Below are some records. Pull every line that contains the word "screenshot".

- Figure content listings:
"""

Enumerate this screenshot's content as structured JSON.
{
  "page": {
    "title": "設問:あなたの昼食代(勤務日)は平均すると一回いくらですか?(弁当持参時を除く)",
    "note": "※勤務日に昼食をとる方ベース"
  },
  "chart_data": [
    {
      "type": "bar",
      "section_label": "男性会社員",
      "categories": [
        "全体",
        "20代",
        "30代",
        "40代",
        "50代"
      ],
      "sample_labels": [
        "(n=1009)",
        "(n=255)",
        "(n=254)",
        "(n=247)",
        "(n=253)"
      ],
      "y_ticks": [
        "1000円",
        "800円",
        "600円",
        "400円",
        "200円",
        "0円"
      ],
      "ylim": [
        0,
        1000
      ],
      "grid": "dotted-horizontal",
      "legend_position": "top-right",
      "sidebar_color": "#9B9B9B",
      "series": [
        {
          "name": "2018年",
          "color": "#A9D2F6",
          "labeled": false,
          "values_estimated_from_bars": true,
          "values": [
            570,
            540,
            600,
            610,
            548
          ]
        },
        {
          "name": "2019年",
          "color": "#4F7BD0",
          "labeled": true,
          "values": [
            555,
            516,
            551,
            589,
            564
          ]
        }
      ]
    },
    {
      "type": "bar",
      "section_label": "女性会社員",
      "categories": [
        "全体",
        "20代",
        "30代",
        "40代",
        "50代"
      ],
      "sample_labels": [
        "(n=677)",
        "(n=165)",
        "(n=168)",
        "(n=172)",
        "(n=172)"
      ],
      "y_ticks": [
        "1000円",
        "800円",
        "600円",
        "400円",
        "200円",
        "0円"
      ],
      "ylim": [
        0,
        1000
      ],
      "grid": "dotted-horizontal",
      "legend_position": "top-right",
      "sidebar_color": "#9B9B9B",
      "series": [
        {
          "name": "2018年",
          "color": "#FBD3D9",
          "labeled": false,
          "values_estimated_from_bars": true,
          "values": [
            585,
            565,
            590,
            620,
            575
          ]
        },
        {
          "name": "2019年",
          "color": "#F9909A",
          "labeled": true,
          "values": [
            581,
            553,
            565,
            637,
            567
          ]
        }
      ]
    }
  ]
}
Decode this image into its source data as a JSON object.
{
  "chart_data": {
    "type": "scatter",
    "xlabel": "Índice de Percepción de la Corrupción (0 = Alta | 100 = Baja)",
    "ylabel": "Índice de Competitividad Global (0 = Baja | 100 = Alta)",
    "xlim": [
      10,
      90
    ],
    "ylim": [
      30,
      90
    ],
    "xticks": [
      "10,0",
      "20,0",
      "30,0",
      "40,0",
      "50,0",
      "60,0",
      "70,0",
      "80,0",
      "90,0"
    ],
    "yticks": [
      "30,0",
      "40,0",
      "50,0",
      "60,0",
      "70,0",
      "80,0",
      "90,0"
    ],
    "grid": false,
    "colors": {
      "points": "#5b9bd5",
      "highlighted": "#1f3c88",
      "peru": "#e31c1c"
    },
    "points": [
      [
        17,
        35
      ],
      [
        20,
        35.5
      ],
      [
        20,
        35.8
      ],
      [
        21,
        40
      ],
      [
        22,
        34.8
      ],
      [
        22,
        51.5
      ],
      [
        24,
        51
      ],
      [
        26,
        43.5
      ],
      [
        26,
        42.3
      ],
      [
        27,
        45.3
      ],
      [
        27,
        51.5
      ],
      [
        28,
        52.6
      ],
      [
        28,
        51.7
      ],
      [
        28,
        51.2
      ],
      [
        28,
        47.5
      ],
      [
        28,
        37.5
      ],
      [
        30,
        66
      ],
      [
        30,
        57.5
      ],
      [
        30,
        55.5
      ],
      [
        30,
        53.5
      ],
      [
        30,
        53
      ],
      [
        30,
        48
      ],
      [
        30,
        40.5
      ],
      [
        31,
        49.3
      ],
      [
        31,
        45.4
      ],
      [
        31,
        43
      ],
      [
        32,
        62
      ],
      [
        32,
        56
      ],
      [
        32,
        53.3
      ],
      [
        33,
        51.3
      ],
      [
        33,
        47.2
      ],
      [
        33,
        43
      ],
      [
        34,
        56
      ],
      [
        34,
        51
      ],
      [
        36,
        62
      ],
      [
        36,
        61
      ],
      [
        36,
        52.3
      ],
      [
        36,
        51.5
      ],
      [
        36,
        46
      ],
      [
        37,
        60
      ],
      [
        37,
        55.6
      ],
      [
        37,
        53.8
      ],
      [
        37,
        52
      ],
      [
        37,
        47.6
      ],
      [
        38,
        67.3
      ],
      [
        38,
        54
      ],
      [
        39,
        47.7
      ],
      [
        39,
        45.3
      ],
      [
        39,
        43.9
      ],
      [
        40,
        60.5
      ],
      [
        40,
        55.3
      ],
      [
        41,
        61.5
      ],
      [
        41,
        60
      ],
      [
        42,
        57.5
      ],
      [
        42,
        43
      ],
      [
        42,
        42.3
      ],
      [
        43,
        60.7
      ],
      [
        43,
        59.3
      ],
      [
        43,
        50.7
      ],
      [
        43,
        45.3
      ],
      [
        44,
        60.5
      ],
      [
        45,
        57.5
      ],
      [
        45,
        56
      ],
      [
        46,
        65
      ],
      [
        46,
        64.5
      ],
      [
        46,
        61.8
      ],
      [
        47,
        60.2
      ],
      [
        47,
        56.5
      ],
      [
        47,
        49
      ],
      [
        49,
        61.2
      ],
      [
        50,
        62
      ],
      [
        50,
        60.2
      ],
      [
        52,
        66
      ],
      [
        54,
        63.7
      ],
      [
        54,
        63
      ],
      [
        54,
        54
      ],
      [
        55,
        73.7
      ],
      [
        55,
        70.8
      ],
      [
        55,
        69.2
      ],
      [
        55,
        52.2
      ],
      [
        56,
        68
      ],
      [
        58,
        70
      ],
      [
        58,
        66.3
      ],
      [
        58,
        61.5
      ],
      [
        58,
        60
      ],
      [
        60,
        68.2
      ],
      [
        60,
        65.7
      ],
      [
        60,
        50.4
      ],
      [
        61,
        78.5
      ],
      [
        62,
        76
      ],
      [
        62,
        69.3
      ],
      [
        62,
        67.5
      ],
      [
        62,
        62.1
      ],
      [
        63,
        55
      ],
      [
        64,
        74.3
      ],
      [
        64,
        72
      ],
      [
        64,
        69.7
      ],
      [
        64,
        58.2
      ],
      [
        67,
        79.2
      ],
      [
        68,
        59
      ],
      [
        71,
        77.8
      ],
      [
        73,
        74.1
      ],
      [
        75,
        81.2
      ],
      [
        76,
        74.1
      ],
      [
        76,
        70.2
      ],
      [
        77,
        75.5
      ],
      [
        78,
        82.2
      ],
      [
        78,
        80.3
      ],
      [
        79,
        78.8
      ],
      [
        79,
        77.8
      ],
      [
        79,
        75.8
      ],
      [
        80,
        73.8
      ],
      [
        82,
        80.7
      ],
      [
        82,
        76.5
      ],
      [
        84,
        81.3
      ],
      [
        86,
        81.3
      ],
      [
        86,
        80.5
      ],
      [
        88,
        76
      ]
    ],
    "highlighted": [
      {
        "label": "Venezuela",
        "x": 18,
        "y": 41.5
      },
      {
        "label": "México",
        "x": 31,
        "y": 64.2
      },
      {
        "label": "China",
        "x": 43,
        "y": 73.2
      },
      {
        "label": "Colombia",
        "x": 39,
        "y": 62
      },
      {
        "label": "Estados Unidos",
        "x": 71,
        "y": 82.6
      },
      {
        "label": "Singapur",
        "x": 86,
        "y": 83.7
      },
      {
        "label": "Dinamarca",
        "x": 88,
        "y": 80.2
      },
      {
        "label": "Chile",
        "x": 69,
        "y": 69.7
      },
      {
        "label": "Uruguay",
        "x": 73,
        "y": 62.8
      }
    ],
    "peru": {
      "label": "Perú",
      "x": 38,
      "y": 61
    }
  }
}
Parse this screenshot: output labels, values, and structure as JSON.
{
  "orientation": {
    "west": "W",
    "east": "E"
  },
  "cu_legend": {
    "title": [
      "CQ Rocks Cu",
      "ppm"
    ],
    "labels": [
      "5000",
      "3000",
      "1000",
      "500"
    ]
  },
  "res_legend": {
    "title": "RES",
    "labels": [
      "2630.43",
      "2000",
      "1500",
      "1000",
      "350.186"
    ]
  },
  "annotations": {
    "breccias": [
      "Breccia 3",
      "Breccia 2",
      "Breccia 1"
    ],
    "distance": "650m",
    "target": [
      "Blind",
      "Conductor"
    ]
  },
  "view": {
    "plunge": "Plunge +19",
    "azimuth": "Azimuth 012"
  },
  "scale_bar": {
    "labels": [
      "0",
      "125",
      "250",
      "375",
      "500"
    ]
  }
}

"""

- SOLUTION:
Enumerate this screenshot's content as structured JSON.
Parse this screenshot: output labels, values, and structure as JSON.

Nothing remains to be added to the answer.